- WRITTEN PROBLEM: Copy out each line that has "title" in it.

- AVAILABLE DATA:
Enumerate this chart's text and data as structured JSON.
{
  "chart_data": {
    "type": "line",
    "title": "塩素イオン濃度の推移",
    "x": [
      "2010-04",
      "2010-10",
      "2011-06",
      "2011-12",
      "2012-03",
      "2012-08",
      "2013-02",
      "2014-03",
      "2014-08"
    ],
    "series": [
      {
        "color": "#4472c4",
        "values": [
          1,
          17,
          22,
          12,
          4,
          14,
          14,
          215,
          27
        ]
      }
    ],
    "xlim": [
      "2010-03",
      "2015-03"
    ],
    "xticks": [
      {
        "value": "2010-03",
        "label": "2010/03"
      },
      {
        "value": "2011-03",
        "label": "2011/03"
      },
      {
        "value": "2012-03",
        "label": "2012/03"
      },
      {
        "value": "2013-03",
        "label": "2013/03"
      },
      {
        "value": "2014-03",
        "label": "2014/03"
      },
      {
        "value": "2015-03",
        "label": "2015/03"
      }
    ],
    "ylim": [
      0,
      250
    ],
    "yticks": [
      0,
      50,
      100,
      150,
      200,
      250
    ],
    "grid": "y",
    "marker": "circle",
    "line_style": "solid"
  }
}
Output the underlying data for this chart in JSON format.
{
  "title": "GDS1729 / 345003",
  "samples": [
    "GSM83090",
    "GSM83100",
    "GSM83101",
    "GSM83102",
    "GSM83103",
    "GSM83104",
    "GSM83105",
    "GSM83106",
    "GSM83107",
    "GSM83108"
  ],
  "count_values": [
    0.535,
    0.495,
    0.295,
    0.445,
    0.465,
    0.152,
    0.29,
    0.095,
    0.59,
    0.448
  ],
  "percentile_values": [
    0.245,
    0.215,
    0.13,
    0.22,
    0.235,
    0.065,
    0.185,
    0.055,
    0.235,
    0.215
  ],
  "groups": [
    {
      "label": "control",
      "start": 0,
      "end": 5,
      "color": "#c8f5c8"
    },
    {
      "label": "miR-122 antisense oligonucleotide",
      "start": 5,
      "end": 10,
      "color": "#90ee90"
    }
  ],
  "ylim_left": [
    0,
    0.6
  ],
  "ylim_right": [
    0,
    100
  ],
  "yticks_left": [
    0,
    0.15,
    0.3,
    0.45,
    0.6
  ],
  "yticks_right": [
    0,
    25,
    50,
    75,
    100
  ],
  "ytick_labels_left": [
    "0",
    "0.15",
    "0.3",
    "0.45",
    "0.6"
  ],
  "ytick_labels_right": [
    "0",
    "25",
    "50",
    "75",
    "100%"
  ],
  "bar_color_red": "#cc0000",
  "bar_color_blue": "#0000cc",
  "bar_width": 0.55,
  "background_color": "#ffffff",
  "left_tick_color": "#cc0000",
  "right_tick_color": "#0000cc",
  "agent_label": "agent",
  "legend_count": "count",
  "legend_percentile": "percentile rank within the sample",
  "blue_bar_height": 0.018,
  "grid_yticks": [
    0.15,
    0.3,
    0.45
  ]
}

- RESPONSE TO THIS TASK:
    "title": "塩素イオン濃度の推移",
  "title": "GDS1729 / 345003",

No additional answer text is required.